▶ _Work instructions_
Pull out every line with the word "имѣло" from the entries below.

▶ _Data extract_
"""
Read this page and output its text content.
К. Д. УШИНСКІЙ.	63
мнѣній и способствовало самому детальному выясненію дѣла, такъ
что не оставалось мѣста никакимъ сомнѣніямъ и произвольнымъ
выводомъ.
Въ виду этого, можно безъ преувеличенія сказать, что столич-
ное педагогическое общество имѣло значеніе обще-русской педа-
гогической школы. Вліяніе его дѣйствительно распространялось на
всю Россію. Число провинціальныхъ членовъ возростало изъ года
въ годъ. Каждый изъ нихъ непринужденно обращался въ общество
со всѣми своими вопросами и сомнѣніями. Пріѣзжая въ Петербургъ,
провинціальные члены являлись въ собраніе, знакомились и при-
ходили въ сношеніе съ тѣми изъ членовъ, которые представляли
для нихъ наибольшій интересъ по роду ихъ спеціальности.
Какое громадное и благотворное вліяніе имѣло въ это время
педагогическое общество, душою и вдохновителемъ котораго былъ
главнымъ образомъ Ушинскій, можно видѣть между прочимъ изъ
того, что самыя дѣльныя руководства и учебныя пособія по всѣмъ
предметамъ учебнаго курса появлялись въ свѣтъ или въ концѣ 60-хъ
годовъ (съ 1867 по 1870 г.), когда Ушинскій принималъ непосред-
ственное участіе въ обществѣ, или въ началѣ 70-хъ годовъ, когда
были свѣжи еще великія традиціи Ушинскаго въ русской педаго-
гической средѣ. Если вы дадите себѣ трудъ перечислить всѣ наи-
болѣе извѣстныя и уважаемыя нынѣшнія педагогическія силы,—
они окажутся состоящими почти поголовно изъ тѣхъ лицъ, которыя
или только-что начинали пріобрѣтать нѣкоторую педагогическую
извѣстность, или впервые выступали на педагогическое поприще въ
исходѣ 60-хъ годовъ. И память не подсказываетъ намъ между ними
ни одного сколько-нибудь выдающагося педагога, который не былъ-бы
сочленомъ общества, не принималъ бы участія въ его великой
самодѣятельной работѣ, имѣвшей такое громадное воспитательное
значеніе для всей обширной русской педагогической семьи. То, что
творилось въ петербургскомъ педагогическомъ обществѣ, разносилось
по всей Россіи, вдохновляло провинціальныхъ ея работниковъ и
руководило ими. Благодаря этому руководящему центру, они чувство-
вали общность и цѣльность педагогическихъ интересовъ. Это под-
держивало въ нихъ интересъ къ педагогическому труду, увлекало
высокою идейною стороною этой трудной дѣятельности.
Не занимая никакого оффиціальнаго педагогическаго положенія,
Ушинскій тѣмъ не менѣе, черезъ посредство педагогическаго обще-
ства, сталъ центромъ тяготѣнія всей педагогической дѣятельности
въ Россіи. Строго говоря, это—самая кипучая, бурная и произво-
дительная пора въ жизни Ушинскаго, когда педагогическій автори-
"""
▶ _Solution below_
ное педагогическое общество имѣло значеніе обще-русской педа-
Какое громадное и благотворное вліяніе имѣло въ это время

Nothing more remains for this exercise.